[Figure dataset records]
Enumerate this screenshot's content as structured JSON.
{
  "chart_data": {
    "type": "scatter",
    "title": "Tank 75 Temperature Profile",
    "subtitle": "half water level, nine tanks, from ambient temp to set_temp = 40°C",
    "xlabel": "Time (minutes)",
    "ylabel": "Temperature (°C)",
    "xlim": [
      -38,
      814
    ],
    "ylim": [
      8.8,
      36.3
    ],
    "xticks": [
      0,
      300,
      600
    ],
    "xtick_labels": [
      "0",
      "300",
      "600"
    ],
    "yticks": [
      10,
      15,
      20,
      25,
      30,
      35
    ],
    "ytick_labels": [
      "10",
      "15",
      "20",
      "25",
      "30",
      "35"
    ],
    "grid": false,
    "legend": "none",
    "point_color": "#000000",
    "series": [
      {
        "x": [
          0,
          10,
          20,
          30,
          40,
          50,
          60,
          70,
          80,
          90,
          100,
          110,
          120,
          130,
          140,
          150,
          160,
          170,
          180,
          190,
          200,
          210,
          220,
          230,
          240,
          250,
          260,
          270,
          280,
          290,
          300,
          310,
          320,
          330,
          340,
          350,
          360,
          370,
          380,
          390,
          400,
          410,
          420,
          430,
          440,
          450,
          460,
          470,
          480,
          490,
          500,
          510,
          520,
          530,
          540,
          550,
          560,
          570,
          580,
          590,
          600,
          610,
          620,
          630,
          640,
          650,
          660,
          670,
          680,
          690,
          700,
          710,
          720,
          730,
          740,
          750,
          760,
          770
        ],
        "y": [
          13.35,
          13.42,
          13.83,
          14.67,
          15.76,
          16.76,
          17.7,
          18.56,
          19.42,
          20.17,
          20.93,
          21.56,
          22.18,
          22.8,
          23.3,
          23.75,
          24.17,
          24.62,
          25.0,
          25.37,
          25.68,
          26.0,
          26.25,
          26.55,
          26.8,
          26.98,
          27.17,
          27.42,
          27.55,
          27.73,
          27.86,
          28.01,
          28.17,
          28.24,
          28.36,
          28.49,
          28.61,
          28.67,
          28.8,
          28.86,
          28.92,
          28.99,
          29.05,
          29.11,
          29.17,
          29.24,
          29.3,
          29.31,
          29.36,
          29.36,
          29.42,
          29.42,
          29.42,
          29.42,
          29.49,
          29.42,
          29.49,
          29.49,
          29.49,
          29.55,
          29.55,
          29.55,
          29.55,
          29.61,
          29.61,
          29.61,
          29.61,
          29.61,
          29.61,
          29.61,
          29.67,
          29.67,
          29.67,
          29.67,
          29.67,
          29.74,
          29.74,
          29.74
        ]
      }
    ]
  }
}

WHAT IS EXPECTED: Of the lines above, how many hold the string "Temperature"? Answer with only the number.

FINISHED TASK: 2